● **Records to process**

^^^^^^^^^^^^^^^^

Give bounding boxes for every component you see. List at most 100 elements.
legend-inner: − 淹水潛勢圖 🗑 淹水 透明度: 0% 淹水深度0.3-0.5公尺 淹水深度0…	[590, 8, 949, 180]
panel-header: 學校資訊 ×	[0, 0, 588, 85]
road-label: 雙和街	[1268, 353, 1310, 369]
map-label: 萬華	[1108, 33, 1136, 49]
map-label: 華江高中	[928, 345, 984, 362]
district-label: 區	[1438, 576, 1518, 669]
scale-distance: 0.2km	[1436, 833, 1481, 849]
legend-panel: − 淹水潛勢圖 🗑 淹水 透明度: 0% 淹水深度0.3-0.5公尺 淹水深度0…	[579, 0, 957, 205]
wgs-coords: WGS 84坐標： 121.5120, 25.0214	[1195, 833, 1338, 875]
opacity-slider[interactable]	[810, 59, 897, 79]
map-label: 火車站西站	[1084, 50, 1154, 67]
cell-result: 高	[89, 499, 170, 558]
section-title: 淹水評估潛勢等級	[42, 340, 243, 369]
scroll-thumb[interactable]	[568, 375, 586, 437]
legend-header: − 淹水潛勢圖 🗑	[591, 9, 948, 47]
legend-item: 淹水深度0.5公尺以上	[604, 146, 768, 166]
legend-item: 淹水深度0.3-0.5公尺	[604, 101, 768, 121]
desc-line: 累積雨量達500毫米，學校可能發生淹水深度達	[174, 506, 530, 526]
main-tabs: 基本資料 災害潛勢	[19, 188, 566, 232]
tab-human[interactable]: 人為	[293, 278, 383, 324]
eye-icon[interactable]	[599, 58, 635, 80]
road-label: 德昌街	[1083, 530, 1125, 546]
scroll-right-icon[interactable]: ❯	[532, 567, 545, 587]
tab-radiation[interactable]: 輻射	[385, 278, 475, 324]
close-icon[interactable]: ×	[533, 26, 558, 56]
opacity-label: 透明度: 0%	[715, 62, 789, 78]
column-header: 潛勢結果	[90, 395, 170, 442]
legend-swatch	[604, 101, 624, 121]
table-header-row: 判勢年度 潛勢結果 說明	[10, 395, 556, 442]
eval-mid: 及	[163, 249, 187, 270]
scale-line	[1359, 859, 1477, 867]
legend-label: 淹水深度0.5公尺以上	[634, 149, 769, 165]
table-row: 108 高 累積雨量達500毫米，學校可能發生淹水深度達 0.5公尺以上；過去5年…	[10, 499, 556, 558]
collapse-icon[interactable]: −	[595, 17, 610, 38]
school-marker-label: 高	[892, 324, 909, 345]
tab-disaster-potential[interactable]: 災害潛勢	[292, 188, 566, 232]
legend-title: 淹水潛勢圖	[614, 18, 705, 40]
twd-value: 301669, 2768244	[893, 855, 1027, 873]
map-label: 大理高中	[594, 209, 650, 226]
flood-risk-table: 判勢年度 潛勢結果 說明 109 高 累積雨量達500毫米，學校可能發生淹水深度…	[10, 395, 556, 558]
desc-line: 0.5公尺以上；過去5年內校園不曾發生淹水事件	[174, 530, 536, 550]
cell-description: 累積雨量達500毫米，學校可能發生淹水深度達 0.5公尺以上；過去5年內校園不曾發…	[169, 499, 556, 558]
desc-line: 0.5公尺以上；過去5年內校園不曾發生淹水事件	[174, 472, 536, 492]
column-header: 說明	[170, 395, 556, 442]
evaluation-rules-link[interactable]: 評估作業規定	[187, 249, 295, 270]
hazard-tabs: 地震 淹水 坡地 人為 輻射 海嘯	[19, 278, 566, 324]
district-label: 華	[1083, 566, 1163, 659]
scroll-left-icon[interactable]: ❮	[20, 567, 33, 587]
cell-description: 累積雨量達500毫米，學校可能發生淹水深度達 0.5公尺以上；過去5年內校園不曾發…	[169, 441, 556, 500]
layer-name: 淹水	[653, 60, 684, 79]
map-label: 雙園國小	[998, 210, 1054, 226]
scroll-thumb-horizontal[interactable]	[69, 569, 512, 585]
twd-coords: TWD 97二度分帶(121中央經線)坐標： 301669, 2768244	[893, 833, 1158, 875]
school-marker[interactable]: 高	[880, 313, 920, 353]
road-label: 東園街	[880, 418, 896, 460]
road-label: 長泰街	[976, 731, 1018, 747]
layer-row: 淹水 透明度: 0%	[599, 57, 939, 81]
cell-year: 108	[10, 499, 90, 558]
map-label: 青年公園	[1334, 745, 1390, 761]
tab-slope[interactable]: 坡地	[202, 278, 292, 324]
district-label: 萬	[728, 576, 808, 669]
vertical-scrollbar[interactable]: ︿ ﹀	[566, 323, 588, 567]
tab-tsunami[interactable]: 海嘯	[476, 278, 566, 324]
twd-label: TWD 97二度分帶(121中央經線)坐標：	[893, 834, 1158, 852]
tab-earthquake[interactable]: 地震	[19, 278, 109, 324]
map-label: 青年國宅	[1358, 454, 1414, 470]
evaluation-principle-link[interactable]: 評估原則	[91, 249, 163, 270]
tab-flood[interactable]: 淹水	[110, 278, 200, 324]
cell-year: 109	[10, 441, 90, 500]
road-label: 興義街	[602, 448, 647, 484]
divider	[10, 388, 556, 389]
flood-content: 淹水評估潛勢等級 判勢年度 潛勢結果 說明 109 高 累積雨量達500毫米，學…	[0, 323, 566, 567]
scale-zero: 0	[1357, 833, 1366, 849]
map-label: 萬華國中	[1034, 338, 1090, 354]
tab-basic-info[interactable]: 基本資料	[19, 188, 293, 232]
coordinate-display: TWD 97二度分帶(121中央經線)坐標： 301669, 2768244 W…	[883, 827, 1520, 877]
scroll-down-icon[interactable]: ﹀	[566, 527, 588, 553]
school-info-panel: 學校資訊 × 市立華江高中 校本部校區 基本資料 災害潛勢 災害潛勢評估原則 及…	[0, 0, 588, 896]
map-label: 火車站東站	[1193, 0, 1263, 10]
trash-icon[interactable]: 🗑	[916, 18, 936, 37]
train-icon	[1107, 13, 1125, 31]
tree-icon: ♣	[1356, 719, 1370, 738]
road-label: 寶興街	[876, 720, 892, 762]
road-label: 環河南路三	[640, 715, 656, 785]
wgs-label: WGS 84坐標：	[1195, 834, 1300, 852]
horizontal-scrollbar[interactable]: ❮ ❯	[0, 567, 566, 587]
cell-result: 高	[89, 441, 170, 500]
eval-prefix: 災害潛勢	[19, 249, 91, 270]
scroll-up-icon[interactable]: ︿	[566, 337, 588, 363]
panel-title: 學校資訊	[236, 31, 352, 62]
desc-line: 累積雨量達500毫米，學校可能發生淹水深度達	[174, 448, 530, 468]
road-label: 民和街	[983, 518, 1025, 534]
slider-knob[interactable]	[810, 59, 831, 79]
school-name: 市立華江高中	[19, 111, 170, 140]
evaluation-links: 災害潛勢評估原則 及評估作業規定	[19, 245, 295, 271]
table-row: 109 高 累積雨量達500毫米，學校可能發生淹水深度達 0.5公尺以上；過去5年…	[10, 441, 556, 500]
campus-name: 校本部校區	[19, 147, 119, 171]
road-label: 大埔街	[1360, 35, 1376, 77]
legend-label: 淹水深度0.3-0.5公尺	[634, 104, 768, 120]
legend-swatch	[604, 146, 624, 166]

^^^^^^^^^^^^^^^^

● **Written instruction**
Print every one of the rows above again verbatim, leaving none out and changing nothing.

● **Result below**
Give bounding boxes for every component you see. List at most 100 elements.
legend-inner: − 淹水潛勢圖 🗑 淹水 透明度: 0% 淹水深度0.3-0.5公尺 淹水深度0…	[590, 8, 949, 180]
panel-header: 學校資訊 ×	[0, 0, 588, 85]
road-label: 雙和街	[1268, 353, 1310, 369]
map-label: 萬華	[1108, 33, 1136, 49]
map-label: 華江高中	[928, 345, 984, 362]
district-label: 區	[1438, 576, 1518, 669]
scale-distance: 0.2km	[1436, 833, 1481, 849]
legend-panel: − 淹水潛勢圖 🗑 淹水 透明度: 0% 淹水深度0.3-0.5公尺 淹水深度0…	[579, 0, 957, 205]
wgs-coords: WGS 84坐標： 121.5120, 25.0214	[1195, 833, 1338, 875]
opacity-slider[interactable]	[810, 59, 897, 79]
map-label: 火車站西站	[1084, 50, 1154, 67]
cell-result: 高	[89, 499, 170, 558]
section-title: 淹水評估潛勢等級	[42, 340, 243, 369]
scroll-thumb[interactable]	[568, 375, 586, 437]
legend-header: − 淹水潛勢圖 🗑	[591, 9, 948, 47]
legend-item: 淹水深度0.5公尺以上	[604, 146, 768, 166]
legend-item: 淹水深度0.3-0.5公尺	[604, 101, 768, 121]
desc-line: 累積雨量達500毫米，學校可能發生淹水深度達	[174, 506, 530, 526]
main-tabs: 基本資料 災害潛勢	[19, 188, 566, 232]
tab-human[interactable]: 人為	[293, 278, 383, 324]
eye-icon[interactable]	[599, 58, 635, 80]
road-label: 德昌街	[1083, 530, 1125, 546]
scroll-right-icon[interactable]: ❯	[532, 567, 545, 587]
tab-radiation[interactable]: 輻射	[385, 278, 475, 324]
close-icon[interactable]: ×	[533, 26, 558, 56]
opacity-label: 透明度: 0%	[715, 62, 789, 78]
column-header: 潛勢結果	[90, 395, 170, 442]
legend-swatch	[604, 101, 624, 121]
table-header-row: 判勢年度 潛勢結果 說明	[10, 395, 556, 442]
eval-mid: 及	[163, 249, 187, 270]
scale-line	[1359, 859, 1477, 867]
legend-label: 淹水深度0.5公尺以上	[634, 149, 769, 165]
table-row: 108 高 累積雨量達500毫米，學校可能發生淹水深度達 0.5公尺以上；過去5年…	[10, 499, 556, 558]
collapse-icon[interactable]: −	[595, 17, 610, 38]
school-marker-label: 高	[892, 324, 909, 345]
tab-disaster-potential[interactable]: 災害潛勢	[292, 188, 566, 232]
legend-title: 淹水潛勢圖	[614, 18, 705, 40]
twd-value: 301669, 2768244	[893, 855, 1027, 873]
map-label: 大理高中	[594, 209, 650, 226]
flood-risk-table: 判勢年度 潛勢結果 說明 109 高 累積雨量達500毫米，學校可能發生淹水深度…	[10, 395, 556, 558]
desc-line: 0.5公尺以上；過去5年內校園不曾發生淹水事件	[174, 530, 536, 550]
cell-description: 累積雨量達500毫米，學校可能發生淹水深度達 0.5公尺以上；過去5年內校園不曾發…	[169, 499, 556, 558]
desc-line: 0.5公尺以上；過去5年內校園不曾發生淹水事件	[174, 472, 536, 492]
column-header: 說明	[170, 395, 556, 442]
evaluation-rules-link[interactable]: 評估作業規定	[187, 249, 295, 270]
hazard-tabs: 地震 淹水 坡地 人為 輻射 海嘯	[19, 278, 566, 324]
district-label: 華	[1083, 566, 1163, 659]
scroll-left-icon[interactable]: ❮	[20, 567, 33, 587]
cell-description: 累積雨量達500毫米，學校可能發生淹水深度達 0.5公尺以上；過去5年內校園不曾發…	[169, 441, 556, 500]
layer-name: 淹水	[653, 60, 684, 79]
map-label: 雙園國小	[998, 210, 1054, 226]
scroll-thumb-horizontal[interactable]	[69, 569, 512, 585]
twd-coords: TWD 97二度分帶(121中央經線)坐標： 301669, 2768244	[893, 833, 1158, 875]
school-marker[interactable]: 高	[880, 313, 920, 353]
road-label: 東園街	[880, 418, 896, 460]
road-label: 長泰街	[976, 731, 1018, 747]
layer-row: 淹水 透明度: 0%	[599, 57, 939, 81]
cell-year: 108	[10, 499, 90, 558]
map-label: 青年公園	[1334, 745, 1390, 761]
tab-slope[interactable]: 坡地	[202, 278, 292, 324]
district-label: 萬	[728, 576, 808, 669]
vertical-scrollbar[interactable]: ︿ ﹀	[566, 323, 588, 567]
tab-tsunami[interactable]: 海嘯	[476, 278, 566, 324]
twd-label: TWD 97二度分帶(121中央經線)坐標：	[893, 834, 1158, 852]
tab-earthquake[interactable]: 地震	[19, 278, 109, 324]
map-label: 青年國宅	[1358, 454, 1414, 470]
evaluation-principle-link[interactable]: 評估原則	[91, 249, 163, 270]
tab-flood[interactable]: 淹水	[110, 278, 200, 324]
cell-year: 109	[10, 441, 90, 500]
road-label: 興義街	[602, 448, 647, 484]
divider	[10, 388, 556, 389]
flood-content: 淹水評估潛勢等級 判勢年度 潛勢結果 說明 109 高 累積雨量達500毫米，學…	[0, 323, 566, 567]
scale-zero: 0	[1357, 833, 1366, 849]
map-label: 萬華國中	[1034, 338, 1090, 354]
tab-basic-info[interactable]: 基本資料	[19, 188, 293, 232]
coordinate-display: TWD 97二度分帶(121中央經線)坐標： 301669, 2768244 W…	[883, 827, 1520, 877]
scroll-down-icon[interactable]: ﹀	[566, 527, 588, 553]
school-info-panel: 學校資訊 × 市立華江高中 校本部校區 基本資料 災害潛勢 災害潛勢評估原則 及…	[0, 0, 588, 896]
map-label: 火車站東站	[1193, 0, 1263, 10]
trash-icon[interactable]: 🗑	[916, 18, 936, 37]
train-icon	[1107, 13, 1125, 31]
tree-icon: ♣	[1356, 719, 1370, 738]
road-label: 寶興街	[876, 720, 892, 762]
road-label: 環河南路三	[640, 715, 656, 785]
wgs-label: WGS 84坐標：	[1195, 834, 1300, 852]
horizontal-scrollbar[interactable]: ❮ ❯	[0, 567, 566, 587]
cell-result: 高	[89, 441, 170, 500]
eval-prefix: 災害潛勢	[19, 249, 91, 270]
scroll-up-icon[interactable]: ︿	[566, 337, 588, 363]
panel-title: 學校資訊	[236, 31, 352, 62]
desc-line: 累積雨量達500毫米，學校可能發生淹水深度達	[174, 448, 530, 468]
road-label: 民和街	[983, 518, 1025, 534]
slider-knob[interactable]	[810, 59, 831, 79]
school-name: 市立華江高中	[19, 111, 170, 140]
evaluation-links: 災害潛勢評估原則 及評估作業規定	[19, 245, 295, 271]
table-row: 109 高 累積雨量達500毫米，學校可能發生淹水深度達 0.5公尺以上；過去5年…	[10, 441, 556, 500]
campus-name: 校本部校區	[19, 147, 119, 171]
road-label: 大埔街	[1360, 35, 1376, 77]
legend-label: 淹水深度0.3-0.5公尺	[634, 104, 768, 120]
legend-swatch	[604, 146, 624, 166]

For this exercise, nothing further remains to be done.